### STATED EXERCISE:
Scan the records and identify every line in which the string "Pawfect" occurs, then return those lines.

### DATA IN THIS EXERCISE:
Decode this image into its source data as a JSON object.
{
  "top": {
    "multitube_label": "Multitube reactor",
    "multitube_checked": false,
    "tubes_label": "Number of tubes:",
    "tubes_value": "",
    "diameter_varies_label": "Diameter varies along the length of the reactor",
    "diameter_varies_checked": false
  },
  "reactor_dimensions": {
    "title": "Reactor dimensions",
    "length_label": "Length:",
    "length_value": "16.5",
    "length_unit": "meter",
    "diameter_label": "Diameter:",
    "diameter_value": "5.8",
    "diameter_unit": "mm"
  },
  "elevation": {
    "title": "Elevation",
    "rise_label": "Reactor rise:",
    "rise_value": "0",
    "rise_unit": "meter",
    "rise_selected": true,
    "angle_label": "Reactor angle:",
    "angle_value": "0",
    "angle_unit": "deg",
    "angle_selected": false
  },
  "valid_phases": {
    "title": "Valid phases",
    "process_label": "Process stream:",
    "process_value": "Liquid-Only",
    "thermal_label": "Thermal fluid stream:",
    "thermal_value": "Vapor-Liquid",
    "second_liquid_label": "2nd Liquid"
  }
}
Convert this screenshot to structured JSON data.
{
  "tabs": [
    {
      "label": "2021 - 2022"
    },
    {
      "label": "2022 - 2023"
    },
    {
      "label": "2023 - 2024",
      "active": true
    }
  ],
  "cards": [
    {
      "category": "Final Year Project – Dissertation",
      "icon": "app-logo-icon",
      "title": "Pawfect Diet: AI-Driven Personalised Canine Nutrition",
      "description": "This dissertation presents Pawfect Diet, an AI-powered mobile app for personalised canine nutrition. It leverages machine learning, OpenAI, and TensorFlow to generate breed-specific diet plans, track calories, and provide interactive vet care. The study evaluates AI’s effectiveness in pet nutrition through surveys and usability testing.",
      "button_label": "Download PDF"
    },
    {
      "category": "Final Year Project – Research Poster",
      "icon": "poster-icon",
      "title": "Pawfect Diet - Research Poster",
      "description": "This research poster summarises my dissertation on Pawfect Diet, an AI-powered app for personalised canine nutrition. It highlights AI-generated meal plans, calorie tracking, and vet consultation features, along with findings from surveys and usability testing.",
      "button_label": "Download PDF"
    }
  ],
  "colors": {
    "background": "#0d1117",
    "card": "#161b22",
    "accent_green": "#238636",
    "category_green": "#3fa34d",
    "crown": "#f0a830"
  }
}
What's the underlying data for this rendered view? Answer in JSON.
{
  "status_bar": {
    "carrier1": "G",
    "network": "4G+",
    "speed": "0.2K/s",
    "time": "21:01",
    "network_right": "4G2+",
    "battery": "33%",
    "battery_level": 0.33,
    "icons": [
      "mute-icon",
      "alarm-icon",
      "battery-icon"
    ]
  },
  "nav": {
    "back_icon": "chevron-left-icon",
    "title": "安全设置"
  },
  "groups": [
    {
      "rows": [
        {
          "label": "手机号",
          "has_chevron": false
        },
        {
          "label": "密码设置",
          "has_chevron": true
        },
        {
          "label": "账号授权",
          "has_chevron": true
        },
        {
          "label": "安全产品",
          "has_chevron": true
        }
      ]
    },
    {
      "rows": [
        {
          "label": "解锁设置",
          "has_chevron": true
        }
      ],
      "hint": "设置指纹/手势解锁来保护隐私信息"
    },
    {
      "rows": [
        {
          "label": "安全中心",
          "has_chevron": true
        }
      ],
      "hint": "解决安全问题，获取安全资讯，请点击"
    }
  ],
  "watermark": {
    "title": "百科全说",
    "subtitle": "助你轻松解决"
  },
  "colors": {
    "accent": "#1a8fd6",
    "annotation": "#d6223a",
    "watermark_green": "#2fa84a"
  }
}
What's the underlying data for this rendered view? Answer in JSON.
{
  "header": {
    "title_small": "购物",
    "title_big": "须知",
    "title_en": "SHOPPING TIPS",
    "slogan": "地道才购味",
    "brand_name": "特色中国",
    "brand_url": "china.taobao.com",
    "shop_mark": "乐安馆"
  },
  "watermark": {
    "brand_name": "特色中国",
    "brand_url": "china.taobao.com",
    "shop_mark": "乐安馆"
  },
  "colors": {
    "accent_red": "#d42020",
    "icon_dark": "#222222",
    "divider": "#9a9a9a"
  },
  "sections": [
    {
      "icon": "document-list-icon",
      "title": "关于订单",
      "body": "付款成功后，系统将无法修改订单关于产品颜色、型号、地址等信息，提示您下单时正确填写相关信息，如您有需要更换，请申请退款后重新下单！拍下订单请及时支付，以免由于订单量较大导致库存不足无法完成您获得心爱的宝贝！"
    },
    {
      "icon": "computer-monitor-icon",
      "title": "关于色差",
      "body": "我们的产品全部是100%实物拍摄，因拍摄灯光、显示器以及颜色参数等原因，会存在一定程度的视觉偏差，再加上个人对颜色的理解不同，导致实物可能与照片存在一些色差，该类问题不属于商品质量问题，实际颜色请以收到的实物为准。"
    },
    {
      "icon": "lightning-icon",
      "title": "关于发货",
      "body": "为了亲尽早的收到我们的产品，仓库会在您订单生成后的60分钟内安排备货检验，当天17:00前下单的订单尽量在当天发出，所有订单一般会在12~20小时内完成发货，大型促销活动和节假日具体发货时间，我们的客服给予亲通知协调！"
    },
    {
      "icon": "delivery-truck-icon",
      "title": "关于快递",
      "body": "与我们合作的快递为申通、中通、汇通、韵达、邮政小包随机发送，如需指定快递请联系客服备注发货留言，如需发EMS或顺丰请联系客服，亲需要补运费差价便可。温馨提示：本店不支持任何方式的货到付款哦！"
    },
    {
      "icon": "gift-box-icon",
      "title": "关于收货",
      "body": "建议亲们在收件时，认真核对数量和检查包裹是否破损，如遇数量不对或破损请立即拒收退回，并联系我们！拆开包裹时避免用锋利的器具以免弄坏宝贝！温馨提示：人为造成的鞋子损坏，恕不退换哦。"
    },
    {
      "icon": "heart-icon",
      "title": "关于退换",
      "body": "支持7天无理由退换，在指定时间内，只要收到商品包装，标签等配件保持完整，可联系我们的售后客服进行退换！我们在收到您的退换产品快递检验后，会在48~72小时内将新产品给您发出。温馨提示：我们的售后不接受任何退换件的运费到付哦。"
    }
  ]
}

### OUTPUT OF THE TASK:
      "title": "Pawfect Diet: AI-Driven Personalised Canine Nutrition",
      "description": "This dissertation presents Pawfect Diet, an AI-powered mobile app for personalised canine nutrition. It leverages machine learning, OpenAI, and TensorFlow to generate breed-specific diet plans, track calories, and provide interactive vet care. The study evaluates AI’s effectiveness in pet nutrition through surveys and usability testing.",
      "title": "Pawfect Diet - Research Poster",
      "description": "This research poster summarises my dissertation on Pawfect Diet, an AI-powered app for personalised canine nutrition. It highlights AI-generated meal plans, calorie tracking, and vet consultation features, along with findings from surveys and usability testing.",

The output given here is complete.